• **YOUR OBJECTIVE**
Locate all lines with the word "this". Copy them.

• **Extracted records**
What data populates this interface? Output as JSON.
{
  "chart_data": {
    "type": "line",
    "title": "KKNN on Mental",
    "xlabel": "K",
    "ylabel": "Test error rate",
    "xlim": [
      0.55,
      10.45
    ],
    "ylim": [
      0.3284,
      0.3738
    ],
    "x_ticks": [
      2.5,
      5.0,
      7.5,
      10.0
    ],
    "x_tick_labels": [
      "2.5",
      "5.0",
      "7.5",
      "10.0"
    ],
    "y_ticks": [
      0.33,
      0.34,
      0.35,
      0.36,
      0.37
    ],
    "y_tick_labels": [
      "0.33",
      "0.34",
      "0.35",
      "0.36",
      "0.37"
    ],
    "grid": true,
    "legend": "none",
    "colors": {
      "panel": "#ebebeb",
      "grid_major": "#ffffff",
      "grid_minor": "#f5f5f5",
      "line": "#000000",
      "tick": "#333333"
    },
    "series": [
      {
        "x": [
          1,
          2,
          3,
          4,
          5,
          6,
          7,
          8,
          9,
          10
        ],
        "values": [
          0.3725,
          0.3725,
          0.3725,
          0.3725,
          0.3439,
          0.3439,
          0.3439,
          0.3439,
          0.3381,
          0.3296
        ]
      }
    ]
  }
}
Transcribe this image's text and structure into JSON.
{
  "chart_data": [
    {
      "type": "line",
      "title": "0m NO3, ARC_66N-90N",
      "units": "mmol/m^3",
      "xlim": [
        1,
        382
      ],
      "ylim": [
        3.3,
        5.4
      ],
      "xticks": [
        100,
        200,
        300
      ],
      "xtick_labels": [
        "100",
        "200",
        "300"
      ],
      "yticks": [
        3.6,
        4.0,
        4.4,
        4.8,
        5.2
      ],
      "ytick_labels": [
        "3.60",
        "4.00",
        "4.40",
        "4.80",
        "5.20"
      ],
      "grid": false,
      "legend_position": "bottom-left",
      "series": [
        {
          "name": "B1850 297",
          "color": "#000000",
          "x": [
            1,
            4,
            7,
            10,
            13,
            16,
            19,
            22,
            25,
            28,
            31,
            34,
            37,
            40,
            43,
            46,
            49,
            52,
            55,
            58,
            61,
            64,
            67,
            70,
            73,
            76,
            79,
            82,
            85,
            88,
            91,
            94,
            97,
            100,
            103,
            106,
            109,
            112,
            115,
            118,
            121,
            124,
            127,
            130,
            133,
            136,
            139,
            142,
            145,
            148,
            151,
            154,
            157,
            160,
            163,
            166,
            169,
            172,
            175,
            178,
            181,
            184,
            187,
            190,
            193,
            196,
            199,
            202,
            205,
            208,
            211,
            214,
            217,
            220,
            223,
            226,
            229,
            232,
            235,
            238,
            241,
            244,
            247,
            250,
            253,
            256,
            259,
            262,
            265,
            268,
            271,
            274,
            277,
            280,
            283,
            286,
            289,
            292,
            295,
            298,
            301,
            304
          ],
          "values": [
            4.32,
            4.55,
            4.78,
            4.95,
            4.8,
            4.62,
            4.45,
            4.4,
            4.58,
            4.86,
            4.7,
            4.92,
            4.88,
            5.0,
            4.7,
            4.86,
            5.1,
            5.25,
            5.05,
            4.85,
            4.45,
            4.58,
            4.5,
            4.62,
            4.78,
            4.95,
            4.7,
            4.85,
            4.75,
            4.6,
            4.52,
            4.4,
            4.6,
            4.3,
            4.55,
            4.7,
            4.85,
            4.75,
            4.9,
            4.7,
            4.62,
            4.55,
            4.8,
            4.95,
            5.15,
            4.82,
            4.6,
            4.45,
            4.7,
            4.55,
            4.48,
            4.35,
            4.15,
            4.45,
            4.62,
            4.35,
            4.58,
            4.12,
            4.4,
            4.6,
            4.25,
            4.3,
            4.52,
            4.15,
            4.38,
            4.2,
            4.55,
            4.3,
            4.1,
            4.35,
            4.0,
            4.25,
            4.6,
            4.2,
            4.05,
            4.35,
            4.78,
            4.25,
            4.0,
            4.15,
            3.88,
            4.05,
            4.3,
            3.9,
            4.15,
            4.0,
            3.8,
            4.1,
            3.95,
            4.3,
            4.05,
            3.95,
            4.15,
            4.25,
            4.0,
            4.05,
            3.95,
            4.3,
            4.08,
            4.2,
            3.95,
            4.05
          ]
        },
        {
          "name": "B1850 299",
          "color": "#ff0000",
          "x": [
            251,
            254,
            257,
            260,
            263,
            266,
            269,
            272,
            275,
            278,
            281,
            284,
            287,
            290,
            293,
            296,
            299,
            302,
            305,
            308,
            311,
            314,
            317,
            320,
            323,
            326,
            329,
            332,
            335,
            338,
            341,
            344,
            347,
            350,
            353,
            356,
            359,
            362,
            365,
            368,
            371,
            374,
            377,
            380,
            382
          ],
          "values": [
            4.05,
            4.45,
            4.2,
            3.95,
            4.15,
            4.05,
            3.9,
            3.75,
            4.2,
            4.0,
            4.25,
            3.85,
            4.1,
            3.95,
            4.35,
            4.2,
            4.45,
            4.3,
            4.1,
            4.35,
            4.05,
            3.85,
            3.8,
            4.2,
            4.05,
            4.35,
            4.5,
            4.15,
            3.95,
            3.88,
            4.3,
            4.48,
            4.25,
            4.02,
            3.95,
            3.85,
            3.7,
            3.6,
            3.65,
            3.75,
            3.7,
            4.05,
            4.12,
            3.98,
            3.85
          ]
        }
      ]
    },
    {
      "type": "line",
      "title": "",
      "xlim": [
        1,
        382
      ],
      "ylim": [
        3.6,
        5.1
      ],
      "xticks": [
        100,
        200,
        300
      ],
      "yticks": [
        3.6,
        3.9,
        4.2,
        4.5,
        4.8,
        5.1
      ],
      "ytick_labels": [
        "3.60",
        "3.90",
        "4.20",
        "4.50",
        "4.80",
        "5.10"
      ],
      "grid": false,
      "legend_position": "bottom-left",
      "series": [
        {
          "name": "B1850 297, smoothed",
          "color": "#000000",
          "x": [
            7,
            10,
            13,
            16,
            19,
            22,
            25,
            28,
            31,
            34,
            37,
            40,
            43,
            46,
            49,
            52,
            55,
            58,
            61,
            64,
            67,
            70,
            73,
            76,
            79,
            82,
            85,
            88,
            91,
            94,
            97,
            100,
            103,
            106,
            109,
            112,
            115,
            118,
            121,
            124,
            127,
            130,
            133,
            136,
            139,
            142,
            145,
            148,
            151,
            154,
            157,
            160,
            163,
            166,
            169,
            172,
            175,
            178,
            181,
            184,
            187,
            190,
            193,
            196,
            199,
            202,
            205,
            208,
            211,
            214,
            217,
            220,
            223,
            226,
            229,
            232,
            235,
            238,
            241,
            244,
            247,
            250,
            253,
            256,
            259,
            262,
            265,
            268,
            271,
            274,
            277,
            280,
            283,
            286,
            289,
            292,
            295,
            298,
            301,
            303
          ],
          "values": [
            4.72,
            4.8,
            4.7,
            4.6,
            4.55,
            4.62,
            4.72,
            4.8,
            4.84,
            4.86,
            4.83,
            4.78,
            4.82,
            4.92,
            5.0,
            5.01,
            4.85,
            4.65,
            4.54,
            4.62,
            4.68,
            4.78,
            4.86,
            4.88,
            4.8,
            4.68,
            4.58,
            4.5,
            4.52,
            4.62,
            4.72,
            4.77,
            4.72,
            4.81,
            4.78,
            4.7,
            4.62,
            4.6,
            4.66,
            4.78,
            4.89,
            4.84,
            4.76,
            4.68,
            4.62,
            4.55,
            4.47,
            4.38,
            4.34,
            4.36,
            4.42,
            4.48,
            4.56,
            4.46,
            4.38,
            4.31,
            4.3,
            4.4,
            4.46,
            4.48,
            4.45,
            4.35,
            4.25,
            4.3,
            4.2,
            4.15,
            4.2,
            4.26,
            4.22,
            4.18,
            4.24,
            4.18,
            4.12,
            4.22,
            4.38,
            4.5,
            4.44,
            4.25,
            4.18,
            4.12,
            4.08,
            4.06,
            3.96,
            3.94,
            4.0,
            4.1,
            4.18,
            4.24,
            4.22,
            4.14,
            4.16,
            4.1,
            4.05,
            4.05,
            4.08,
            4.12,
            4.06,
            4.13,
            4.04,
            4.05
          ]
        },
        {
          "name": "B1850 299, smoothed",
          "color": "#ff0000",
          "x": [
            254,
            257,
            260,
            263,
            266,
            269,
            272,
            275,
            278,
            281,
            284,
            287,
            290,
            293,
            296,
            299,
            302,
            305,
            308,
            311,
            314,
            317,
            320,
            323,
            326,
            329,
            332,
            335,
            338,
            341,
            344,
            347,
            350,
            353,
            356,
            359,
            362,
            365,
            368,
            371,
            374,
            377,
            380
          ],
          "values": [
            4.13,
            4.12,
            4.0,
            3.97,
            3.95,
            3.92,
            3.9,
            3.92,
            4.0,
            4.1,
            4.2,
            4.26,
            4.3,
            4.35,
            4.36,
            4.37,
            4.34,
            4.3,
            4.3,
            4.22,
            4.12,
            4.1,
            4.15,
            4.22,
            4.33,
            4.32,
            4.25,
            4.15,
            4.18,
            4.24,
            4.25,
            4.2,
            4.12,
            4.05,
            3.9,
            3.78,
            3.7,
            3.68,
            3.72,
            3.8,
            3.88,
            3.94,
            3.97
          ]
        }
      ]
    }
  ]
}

• **WRITTEN RESPONSE**
What data populates this interface? Output as JSON.
Transcribe this image's text and structure into JSON.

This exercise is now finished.